## [Data shown]
◇ ◇ ◇
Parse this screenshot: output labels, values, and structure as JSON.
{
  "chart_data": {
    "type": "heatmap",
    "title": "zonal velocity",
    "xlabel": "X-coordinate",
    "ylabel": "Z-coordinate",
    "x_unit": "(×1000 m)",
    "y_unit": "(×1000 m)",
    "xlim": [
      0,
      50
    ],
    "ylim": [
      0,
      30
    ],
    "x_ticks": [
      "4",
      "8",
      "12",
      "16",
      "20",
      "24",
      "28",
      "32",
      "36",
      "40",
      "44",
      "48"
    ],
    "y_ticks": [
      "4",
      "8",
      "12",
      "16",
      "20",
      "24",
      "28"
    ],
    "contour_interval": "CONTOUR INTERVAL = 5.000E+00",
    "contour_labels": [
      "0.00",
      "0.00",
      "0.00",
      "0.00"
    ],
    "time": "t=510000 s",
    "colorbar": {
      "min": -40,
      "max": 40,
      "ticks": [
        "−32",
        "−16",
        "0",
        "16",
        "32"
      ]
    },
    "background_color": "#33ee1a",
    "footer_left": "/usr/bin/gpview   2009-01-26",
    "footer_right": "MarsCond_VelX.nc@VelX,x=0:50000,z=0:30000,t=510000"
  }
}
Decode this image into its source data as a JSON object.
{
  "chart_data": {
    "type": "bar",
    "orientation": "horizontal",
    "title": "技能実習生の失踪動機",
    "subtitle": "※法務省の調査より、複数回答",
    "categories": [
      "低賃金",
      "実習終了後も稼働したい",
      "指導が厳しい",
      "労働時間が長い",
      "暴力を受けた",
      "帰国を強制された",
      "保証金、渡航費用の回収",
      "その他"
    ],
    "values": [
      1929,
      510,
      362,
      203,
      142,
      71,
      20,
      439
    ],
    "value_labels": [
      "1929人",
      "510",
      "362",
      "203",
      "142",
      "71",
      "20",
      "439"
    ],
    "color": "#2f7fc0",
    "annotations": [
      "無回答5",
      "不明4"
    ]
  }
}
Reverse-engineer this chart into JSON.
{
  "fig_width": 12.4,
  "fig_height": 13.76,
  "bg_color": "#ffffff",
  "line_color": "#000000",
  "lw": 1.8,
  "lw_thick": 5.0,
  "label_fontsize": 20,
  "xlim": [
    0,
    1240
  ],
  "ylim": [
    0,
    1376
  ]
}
◇ ◇ ◇
## [Task directions]
Output each entry precisely as given.

## [Written response]
Parse this screenshot: output labels, values, and structure as JSON.
{
  "chart_data": {
    "type": "heatmap",
    "title": "zonal velocity",
    "xlabel": "X-coordinate",
    "ylabel": "Z-coordinate",
    "x_unit": "(×1000 m)",
    "y_unit": "(×1000 m)",
    "xlim": [
      0,
      50
    ],
    "ylim": [
      0,
      30
    ],
    "x_ticks": [
      "4",
      "8",
      "12",
      "16",
      "20",
      "24",
      "28",
      "32",
      "36",
      "40",
      "44",
      "48"
    ],
    "y_ticks": [
      "4",
      "8",
      "12",
      "16",
      "20",
      "24",
      "28"
    ],
    "contour_interval": "CONTOUR INTERVAL = 5.000E+00",
    "contour_labels": [
      "0.00",
      "0.00",
      "0.00",
      "0.00"
    ],
    "time": "t=510000 s",
    "colorbar": {
      "min": -40,
      "max": 40,
      "ticks": [
        "−32",
        "−16",
        "0",
        "16",
        "32"
      ]
    },
    "background_color": "#33ee1a",
    "footer_left": "/usr/bin/gpview   2009-01-26",
    "footer_right": "MarsCond_VelX.nc@VelX,x=0:50000,z=0:30000,t=510000"
  }
}
Decode this image into its source data as a JSON object.
{
  "chart_data": {
    "type": "bar",
    "orientation": "horizontal",
    "title": "技能実習生の失踪動機",
    "subtitle": "※法務省の調査より、複数回答",
    "categories": [
      "低賃金",
      "実習終了後も稼働したい",
      "指導が厳しい",
      "労働時間が長い",
      "暴力を受けた",
      "帰国を強制された",
      "保証金、渡航費用の回収",
      "その他"
    ],
    "values": [
      1929,
      510,
      362,
      203,
      142,
      71,
      20,
      439
    ],
    "value_labels": [
      "1929人",
      "510",
      "362",
      "203",
      "142",
      "71",
      "20",
      "439"
    ],
    "color": "#2f7fc0",
    "annotations": [
      "無回答5",
      "不明4"
    ]
  }
}
Reverse-engineer this chart into JSON.
{
  "fig_width": 12.4,
  "fig_height": 13.76,
  "bg_color": "#ffffff",
  "line_color": "#000000",
  "lw": 1.8,
  "lw_thick": 5.0,
  "label_fontsize": 20,
  "xlim": [
    0,
    1240
  ],
  "ylim": [
    0,
    1376
  ]
}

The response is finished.